:: Dataset excerpts

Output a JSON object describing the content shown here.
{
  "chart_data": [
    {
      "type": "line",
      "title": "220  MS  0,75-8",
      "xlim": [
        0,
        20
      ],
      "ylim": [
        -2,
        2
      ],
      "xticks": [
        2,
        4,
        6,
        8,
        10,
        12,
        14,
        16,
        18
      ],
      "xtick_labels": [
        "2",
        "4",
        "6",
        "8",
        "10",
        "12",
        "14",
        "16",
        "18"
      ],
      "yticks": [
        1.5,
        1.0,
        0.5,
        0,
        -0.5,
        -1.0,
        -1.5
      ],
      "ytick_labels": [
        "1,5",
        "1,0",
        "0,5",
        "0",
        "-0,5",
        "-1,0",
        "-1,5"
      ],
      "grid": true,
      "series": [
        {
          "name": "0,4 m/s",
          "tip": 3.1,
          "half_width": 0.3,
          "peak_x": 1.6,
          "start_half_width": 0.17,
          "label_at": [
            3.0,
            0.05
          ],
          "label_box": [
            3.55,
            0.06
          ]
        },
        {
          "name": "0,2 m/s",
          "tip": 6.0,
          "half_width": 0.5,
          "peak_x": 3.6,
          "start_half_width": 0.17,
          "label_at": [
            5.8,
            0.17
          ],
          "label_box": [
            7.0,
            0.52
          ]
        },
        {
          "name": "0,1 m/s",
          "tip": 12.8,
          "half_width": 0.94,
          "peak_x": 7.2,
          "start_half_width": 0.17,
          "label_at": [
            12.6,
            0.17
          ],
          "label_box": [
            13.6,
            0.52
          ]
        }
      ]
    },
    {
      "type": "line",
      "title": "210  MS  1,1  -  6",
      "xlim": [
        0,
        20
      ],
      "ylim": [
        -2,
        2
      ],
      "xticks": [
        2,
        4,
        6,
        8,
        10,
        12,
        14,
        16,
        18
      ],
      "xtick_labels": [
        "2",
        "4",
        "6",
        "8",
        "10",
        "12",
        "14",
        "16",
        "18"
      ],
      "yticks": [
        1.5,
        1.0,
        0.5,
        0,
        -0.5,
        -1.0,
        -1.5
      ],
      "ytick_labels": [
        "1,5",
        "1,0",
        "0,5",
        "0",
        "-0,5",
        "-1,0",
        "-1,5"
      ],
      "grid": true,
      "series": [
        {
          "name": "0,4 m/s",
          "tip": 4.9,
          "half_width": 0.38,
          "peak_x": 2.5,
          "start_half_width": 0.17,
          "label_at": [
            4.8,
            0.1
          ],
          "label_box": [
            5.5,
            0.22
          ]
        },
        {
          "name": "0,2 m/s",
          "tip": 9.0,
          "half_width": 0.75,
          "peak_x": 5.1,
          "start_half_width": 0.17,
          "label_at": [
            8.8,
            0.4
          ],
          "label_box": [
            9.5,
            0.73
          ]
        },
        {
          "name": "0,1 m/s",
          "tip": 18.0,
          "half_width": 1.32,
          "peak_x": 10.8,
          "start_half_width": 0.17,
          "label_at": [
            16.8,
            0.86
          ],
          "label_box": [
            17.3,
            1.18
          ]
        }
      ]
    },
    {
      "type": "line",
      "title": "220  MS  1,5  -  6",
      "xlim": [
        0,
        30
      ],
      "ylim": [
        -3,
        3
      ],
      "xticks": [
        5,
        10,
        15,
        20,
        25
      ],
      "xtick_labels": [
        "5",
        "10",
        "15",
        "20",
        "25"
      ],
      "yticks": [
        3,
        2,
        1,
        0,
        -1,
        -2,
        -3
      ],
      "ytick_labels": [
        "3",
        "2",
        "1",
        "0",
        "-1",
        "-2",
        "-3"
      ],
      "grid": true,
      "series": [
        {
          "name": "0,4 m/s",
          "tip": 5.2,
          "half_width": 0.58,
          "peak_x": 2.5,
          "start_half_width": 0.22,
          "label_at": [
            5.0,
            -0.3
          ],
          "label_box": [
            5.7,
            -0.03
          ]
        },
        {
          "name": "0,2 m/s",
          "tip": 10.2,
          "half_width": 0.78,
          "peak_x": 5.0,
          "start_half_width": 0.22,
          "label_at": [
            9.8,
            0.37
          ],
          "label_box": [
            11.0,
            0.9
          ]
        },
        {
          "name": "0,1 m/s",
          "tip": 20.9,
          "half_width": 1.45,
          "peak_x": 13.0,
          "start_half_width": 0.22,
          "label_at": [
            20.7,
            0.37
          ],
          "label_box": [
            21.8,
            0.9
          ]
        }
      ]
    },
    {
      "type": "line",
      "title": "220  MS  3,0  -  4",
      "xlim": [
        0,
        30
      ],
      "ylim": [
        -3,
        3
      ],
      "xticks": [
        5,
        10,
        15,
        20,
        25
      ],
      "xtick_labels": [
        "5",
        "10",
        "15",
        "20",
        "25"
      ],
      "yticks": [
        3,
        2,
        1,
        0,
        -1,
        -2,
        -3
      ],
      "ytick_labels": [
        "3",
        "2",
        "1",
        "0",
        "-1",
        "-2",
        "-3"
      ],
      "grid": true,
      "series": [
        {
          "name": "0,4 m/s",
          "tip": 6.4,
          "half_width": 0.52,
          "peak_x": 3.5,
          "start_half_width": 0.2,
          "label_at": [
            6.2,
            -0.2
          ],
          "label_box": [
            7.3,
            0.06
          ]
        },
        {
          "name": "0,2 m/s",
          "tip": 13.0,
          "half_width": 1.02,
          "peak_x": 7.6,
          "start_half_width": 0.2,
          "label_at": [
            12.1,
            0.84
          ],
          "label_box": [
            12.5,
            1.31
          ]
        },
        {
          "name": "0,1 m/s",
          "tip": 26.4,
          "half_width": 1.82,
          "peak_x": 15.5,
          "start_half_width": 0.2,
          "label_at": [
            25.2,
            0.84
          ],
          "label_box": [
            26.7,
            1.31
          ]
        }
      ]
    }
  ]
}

::::

*Directions for this task*.
Copy out all the entries shown above, character for character.

*Exercise answer*.
Output a JSON object describing the content shown here.
{
  "chart_data": [
    {
      "type": "line",
      "title": "220  MS  0,75-8",
      "xlim": [
        0,
        20
      ],
      "ylim": [
        -2,
        2
      ],
      "xticks": [
        2,
        4,
        6,
        8,
        10,
        12,
        14,
        16,
        18
      ],
      "xtick_labels": [
        "2",
        "4",
        "6",
        "8",
        "10",
        "12",
        "14",
        "16",
        "18"
      ],
      "yticks": [
        1.5,
        1.0,
        0.5,
        0,
        -0.5,
        -1.0,
        -1.5
      ],
      "ytick_labels": [
        "1,5",
        "1,0",
        "0,5",
        "0",
        "-0,5",
        "-1,0",
        "-1,5"
      ],
      "grid": true,
      "series": [
        {
          "name": "0,4 m/s",
          "tip": 3.1,
          "half_width": 0.3,
          "peak_x": 1.6,
          "start_half_width": 0.17,
          "label_at": [
            3.0,
            0.05
          ],
          "label_box": [
            3.55,
            0.06
          ]
        },
        {
          "name": "0,2 m/s",
          "tip": 6.0,
          "half_width": 0.5,
          "peak_x": 3.6,
          "start_half_width": 0.17,
          "label_at": [
            5.8,
            0.17
          ],
          "label_box": [
            7.0,
            0.52
          ]
        },
        {
          "name": "0,1 m/s",
          "tip": 12.8,
          "half_width": 0.94,
          "peak_x": 7.2,
          "start_half_width": 0.17,
          "label_at": [
            12.6,
            0.17
          ],
          "label_box": [
            13.6,
            0.52
          ]
        }
      ]
    },
    {
      "type": "line",
      "title": "210  MS  1,1  -  6",
      "xlim": [
        0,
        20
      ],
      "ylim": [
        -2,
        2
      ],
      "xticks": [
        2,
        4,
        6,
        8,
        10,
        12,
        14,
        16,
        18
      ],
      "xtick_labels": [
        "2",
        "4",
        "6",
        "8",
        "10",
        "12",
        "14",
        "16",
        "18"
      ],
      "yticks": [
        1.5,
        1.0,
        0.5,
        0,
        -0.5,
        -1.0,
        -1.5
      ],
      "ytick_labels": [
        "1,5",
        "1,0",
        "0,5",
        "0",
        "-0,5",
        "-1,0",
        "-1,5"
      ],
      "grid": true,
      "series": [
        {
          "name": "0,4 m/s",
          "tip": 4.9,
          "half_width": 0.38,
          "peak_x": 2.5,
          "start_half_width": 0.17,
          "label_at": [
            4.8,
            0.1
          ],
          "label_box": [
            5.5,
            0.22
          ]
        },
        {
          "name": "0,2 m/s",
          "tip": 9.0,
          "half_width": 0.75,
          "peak_x": 5.1,
          "start_half_width": 0.17,
          "label_at": [
            8.8,
            0.4
          ],
          "label_box": [
            9.5,
            0.73
          ]
        },
        {
          "name": "0,1 m/s",
          "tip": 18.0,
          "half_width": 1.32,
          "peak_x": 10.8,
          "start_half_width": 0.17,
          "label_at": [
            16.8,
            0.86
          ],
          "label_box": [
            17.3,
            1.18
          ]
        }
      ]
    },
    {
      "type": "line",
      "title": "220  MS  1,5  -  6",
      "xlim": [
        0,
        30
      ],
      "ylim": [
        -3,
        3
      ],
      "xticks": [
        5,
        10,
        15,
        20,
        25
      ],
      "xtick_labels": [
        "5",
        "10",
        "15",
        "20",
        "25"
      ],
      "yticks": [
        3,
        2,
        1,
        0,
        -1,
        -2,
        -3
      ],
      "ytick_labels": [
        "3",
        "2",
        "1",
        "0",
        "-1",
        "-2",
        "-3"
      ],
      "grid": true,
      "series": [
        {
          "name": "0,4 m/s",
          "tip": 5.2,
          "half_width": 0.58,
          "peak_x": 2.5,
          "start_half_width": 0.22,
          "label_at": [
            5.0,
            -0.3
          ],
          "label_box": [
            5.7,
            -0.03
          ]
        },
        {
          "name": "0,2 m/s",
          "tip": 10.2,
          "half_width": 0.78,
          "peak_x": 5.0,
          "start_half_width": 0.22,
          "label_at": [
            9.8,
            0.37
          ],
          "label_box": [
            11.0,
            0.9
          ]
        },
        {
          "name": "0,1 m/s",
          "tip": 20.9,
          "half_width": 1.45,
          "peak_x": 13.0,
          "start_half_width": 0.22,
          "label_at": [
            20.7,
            0.37
          ],
          "label_box": [
            21.8,
            0.9
          ]
        }
      ]
    },
    {
      "type": "line",
      "title": "220  MS  3,0  -  4",
      "xlim": [
        0,
        30
      ],
      "ylim": [
        -3,
        3
      ],
      "xticks": [
        5,
        10,
        15,
        20,
        25
      ],
      "xtick_labels": [
        "5",
        "10",
        "15",
        "20",
        "25"
      ],
      "yticks": [
        3,
        2,
        1,
        0,
        -1,
        -2,
        -3
      ],
      "ytick_labels": [
        "3",
        "2",
        "1",
        "0",
        "-1",
        "-2",
        "-3"
      ],
      "grid": true,
      "series": [
        {
          "name": "0,4 m/s",
          "tip": 6.4,
          "half_width": 0.52,
          "peak_x": 3.5,
          "start_half_width": 0.2,
          "label_at": [
            6.2,
            -0.2
          ],
          "label_box": [
            7.3,
            0.06
          ]
        },
        {
          "name": "0,2 m/s",
          "tip": 13.0,
          "half_width": 1.02,
          "peak_x": 7.6,
          "start_half_width": 0.2,
          "label_at": [
            12.1,
            0.84
          ],
          "label_box": [
            12.5,
            1.31
          ]
        },
        {
          "name": "0,1 m/s",
          "tip": 26.4,
          "half_width": 1.82,
          "peak_x": 15.5,
          "start_half_width": 0.2,
          "label_at": [
            25.2,
            0.84
          ],
          "label_box": [
            26.7,
            1.31
          ]
        }
      ]
    }
  ]
}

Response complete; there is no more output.